» **Description of the task**:
Go through the material below and copy all lines with "title".
__________
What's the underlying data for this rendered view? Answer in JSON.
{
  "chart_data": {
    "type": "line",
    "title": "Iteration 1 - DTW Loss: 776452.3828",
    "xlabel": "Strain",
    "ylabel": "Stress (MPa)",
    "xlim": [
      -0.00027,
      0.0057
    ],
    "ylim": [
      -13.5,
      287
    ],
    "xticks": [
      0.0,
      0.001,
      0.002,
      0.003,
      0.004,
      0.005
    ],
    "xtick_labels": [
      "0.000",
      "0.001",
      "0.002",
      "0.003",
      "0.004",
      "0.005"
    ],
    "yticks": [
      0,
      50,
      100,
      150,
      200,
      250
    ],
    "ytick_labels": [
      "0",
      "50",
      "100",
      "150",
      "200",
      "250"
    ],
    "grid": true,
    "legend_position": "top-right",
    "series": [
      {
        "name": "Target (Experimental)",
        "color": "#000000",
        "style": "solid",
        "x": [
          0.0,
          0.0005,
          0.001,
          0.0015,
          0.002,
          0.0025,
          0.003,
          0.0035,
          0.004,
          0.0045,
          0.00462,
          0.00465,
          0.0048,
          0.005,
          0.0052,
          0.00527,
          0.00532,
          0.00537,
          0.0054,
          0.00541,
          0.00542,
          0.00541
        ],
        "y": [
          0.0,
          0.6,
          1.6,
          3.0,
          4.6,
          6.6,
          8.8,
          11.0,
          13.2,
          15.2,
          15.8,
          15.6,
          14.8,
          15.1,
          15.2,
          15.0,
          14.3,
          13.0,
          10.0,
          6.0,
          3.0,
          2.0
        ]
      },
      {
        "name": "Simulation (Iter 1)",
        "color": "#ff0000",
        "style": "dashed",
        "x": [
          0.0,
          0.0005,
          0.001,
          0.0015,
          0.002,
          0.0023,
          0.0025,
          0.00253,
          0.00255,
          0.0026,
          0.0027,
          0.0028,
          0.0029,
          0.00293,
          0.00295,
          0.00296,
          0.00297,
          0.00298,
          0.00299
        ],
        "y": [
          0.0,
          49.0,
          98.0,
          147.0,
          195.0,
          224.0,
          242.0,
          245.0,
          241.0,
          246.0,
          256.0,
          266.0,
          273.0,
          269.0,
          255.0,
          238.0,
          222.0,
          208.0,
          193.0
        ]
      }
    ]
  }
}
__________
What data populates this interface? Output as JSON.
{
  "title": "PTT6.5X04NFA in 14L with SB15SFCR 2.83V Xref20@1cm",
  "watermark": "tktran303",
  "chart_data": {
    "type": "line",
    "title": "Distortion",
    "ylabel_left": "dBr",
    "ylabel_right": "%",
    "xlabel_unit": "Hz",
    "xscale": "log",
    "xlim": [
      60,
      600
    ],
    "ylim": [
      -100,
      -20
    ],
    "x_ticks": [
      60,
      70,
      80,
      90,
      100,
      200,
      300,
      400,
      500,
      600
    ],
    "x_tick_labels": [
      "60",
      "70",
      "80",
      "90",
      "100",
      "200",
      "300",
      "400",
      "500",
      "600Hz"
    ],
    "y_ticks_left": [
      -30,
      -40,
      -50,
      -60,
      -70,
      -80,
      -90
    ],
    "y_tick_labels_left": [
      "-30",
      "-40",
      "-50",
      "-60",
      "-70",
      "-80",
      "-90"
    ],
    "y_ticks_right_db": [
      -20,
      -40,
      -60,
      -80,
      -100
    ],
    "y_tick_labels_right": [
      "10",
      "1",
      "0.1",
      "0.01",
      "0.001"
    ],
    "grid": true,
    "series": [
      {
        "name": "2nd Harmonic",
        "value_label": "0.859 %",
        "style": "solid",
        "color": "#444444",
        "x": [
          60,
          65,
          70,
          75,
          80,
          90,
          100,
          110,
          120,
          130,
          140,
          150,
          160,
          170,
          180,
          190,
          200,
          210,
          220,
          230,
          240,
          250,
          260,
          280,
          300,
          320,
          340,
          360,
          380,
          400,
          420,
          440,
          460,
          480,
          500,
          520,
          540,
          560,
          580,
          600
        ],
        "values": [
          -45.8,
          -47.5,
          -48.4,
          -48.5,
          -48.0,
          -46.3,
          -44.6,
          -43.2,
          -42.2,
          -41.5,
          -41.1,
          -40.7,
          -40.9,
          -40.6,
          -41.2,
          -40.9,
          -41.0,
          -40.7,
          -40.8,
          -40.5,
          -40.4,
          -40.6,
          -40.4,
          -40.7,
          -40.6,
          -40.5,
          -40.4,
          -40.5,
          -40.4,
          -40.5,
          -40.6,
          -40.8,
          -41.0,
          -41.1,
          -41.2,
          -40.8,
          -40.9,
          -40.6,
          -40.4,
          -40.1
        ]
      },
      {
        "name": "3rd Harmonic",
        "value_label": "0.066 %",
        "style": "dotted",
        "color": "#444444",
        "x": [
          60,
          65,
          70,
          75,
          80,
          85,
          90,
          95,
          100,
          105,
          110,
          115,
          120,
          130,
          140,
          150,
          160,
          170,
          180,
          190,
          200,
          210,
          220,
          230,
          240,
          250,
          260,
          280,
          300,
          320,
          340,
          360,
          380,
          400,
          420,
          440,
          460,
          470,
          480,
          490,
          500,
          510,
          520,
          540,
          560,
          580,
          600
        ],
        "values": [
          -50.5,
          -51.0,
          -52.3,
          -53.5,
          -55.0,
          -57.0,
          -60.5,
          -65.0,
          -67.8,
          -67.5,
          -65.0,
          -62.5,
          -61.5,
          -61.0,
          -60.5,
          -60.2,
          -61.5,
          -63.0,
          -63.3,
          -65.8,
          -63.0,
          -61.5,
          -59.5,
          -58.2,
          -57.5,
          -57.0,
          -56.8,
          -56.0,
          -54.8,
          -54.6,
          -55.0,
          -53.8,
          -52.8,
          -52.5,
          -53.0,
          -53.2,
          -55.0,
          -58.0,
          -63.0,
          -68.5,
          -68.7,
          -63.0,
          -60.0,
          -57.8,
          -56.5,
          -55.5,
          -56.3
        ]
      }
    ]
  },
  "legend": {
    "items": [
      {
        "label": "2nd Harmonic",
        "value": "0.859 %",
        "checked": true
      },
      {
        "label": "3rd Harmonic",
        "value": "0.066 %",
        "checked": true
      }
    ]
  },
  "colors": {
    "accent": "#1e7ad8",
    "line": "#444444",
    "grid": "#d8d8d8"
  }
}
__________
» **Task response**:
    "title": "Iteration 1 - DTW Loss: 776452.3828",
  "title": "PTT6.5X04NFA in 14L with SB15SFCR 2.83V Xref20@1cm",
    "title": "Distortion",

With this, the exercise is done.